Your objective | Decide whether each of the following statements agrees with the Providence travel article, answering yes or no and quoting the words of the article that decide it. 1. Waterplace Park is a square reflecting pool. 2. The gondoliers learned their craft on Venice's Grand Canal. 3. The Cady House Bed and Breakfast has a sign out front.
## BEGIN Extracted text
The quay begins near the big, blocky Old Stone Bank building at an arched bridge with a ship's mast full of snapping flags. The courthouse and a tall World War I monument will be on your right if you walk along here, where teams of workers in small punts load up the river baskets with pine logs and set them ablaze. Soon, a necklace of fire curves into the distance, sketching out the route of the river ahead and creating flickering glimpses of students paddling rubber rafts and tourists leaning over both sides of the banks.

Water Fire is memorable because of the sparks showering the water, the scent of wood smoke and the echoing music that is piped in from hidden speakers. Sometimes it's Gregorian chants or haunting space-age sounds, which seem to pour out of the flames.

Continuing along the walkways, you'll discover the little dock where the owner of two painstakingly exact replicas of Venetian gondolas plies his trade. Marco and John, the gondoliers, learned their craft on Venice's Grand Canal and can expertly row you along to Waterplace Park, a round reflecting pool and steep, landscaped amphitheater that is the site of concerts and festivals.

It is here, in the park, that people who remember Providence in the dreary "old days" feel most at sea. I've watched middle-aged couples--maybe Brown alums visiting for the first time in years--looking closely at the big, white paving stones of which the amphitheater is built. It's as if they're trying to figure out how this urban monument has turned up here, in a place where there once was only railroad tracks, buried waterways and garbage and weeds.

They might wonder, who designed the riverwalks? Who built the bridges that allow boats and bonfires to illuminate the long-dark water? And who on Earth thought of the gondolas?

My wife and I don't ask such questions anymore. We buy ourselves green-and-yellow striped cups of Del's and drink them slowly--in celebration of the fact that gondolas and Parisian quays now are part of the landscape in our New England home town. Come up here, we keep telling our friends. Come soon, and you will see for yourselves.

Peter Mandel is a freelance writer living in Providence and the author of several books, including "Red Cat, White Cat."


Details: Providence

Getting There: Southwest and MetroJet, both of which fly out of Baltimore-Washington International, are offering round-trip fares $84 to Providence, with restrictions.

Where to Stay: The stately and elegant Providence Biltmore (Kennedy Plaza, 401-421-0700 or 1-800-294-7799) has held its own in the heart of the downtown since 1922. Some of the rooms are as spacious as small suites. Rates: $120-$275.

Old Court Bed and Breakfast (144 Benefit St., 401-751-2002), really a small hotel, offers the perfect location on Providence's historic College Hill. Rates: $120-$140.

The State House Inn (43 Jewett St., 401-351-6111) is a historic delight with four-poster beds and fireplaces in some rooms. Rates: $109-$119.

The Cady House Bed and Breakfast (127 Power St., 401-273-5398) has no sign out front but it's only a few blocks from Benefit Street on College Hill. Filled with folk art and rugs from around the world, it has a lovely garden. Rates: $75-$100.
## END Extracted text
## BEGIN Dataset
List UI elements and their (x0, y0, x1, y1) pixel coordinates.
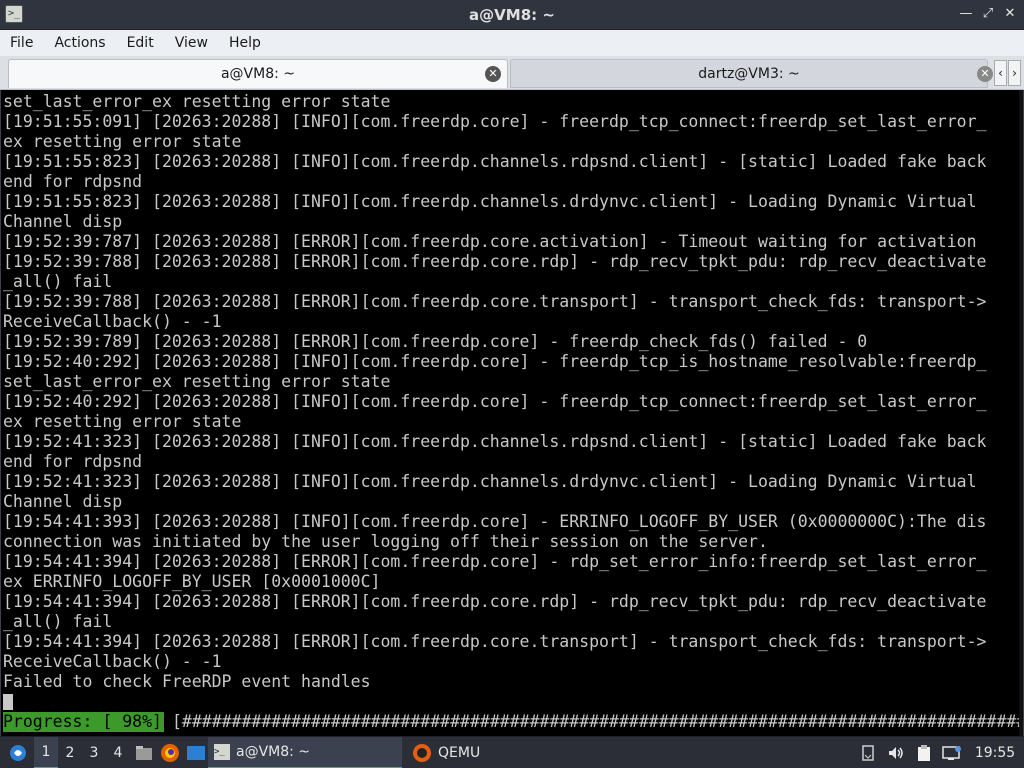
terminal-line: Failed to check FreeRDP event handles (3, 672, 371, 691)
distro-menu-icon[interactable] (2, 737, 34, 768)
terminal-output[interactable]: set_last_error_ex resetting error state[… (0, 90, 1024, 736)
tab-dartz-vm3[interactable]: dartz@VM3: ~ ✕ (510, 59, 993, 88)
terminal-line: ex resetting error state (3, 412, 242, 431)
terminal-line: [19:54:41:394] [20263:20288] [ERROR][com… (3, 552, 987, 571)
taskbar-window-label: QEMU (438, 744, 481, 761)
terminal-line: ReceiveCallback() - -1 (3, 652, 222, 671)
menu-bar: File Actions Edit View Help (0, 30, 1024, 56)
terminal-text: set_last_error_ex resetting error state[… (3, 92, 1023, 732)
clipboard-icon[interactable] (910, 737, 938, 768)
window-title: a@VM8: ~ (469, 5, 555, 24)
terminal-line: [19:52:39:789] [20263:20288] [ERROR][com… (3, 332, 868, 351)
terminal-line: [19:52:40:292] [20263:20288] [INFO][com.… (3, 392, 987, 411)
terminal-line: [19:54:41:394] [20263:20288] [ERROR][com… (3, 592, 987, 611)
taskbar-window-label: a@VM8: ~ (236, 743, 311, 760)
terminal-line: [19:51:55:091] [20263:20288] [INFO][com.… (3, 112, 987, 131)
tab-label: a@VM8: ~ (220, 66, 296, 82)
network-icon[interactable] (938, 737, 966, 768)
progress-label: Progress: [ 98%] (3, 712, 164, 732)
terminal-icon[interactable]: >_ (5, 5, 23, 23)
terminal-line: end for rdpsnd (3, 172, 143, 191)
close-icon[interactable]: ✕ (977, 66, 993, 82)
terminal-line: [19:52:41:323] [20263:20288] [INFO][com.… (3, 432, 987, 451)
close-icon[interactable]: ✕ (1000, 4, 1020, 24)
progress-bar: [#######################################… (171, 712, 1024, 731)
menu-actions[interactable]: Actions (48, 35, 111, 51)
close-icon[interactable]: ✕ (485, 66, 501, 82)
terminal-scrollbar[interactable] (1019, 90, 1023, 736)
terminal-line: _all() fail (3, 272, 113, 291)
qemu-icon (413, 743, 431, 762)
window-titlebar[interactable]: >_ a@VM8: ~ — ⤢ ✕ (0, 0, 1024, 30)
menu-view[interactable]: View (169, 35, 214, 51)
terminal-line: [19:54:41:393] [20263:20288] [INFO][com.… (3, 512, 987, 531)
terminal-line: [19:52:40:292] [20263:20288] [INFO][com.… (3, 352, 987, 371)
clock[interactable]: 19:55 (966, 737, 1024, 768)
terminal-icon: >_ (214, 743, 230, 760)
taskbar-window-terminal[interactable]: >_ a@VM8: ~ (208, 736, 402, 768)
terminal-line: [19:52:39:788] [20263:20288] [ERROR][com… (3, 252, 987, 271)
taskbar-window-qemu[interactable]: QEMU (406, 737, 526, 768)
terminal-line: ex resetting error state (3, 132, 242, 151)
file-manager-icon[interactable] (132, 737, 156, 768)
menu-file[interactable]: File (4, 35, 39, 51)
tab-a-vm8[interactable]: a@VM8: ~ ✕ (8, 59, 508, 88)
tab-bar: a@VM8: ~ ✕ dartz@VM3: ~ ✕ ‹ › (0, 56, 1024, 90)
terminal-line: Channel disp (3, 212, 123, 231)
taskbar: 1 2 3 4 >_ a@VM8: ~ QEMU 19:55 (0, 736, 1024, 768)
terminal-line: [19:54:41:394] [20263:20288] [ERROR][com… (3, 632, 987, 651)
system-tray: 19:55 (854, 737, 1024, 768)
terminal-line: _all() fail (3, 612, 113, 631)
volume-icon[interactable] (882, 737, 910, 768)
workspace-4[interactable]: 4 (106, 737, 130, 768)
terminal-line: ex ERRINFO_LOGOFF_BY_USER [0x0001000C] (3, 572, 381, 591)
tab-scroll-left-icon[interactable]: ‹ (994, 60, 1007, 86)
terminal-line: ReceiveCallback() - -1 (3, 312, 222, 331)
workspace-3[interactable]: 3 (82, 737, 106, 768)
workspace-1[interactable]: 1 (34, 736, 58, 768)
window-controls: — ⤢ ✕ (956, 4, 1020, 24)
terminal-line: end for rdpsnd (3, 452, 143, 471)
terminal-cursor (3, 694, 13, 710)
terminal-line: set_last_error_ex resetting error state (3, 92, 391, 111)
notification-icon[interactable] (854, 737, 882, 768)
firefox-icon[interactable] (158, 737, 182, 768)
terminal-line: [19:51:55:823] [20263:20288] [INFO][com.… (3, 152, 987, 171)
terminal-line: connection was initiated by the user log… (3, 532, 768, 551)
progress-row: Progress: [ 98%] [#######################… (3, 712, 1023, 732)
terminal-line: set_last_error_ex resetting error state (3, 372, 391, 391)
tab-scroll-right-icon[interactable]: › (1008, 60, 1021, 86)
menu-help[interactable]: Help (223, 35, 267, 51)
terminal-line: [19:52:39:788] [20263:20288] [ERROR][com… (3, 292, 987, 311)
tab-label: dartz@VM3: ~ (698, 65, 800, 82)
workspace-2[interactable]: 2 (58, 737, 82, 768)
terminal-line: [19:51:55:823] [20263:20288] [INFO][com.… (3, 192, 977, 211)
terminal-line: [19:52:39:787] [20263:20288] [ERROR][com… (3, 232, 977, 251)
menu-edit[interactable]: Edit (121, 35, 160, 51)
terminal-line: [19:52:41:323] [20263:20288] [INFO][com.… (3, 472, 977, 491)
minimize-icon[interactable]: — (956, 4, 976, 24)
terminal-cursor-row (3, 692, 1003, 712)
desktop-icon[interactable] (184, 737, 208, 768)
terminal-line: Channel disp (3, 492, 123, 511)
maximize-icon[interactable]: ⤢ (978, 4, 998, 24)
## END Dataset
## BEGIN Dataset
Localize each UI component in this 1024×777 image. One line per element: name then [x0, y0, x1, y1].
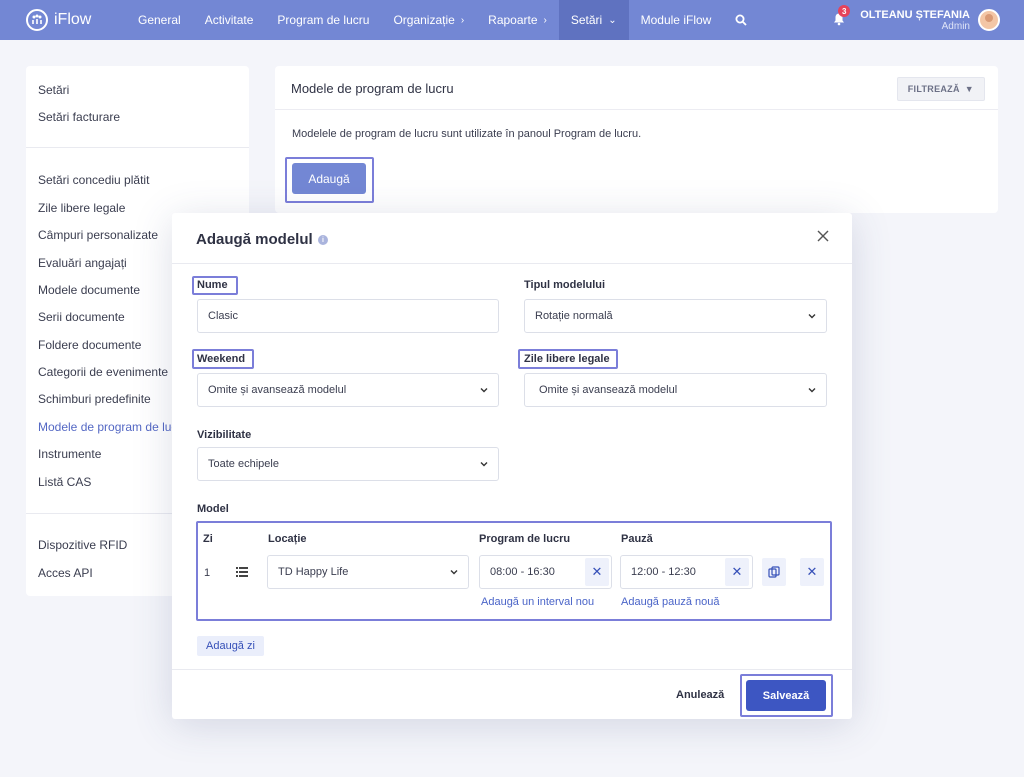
## END Dataset
Response to the exercise |
1. No: "a round reflecting pool"
2. Yes: "learned their craft on Venice's Grand Canal"
3. No: "has no sign out front"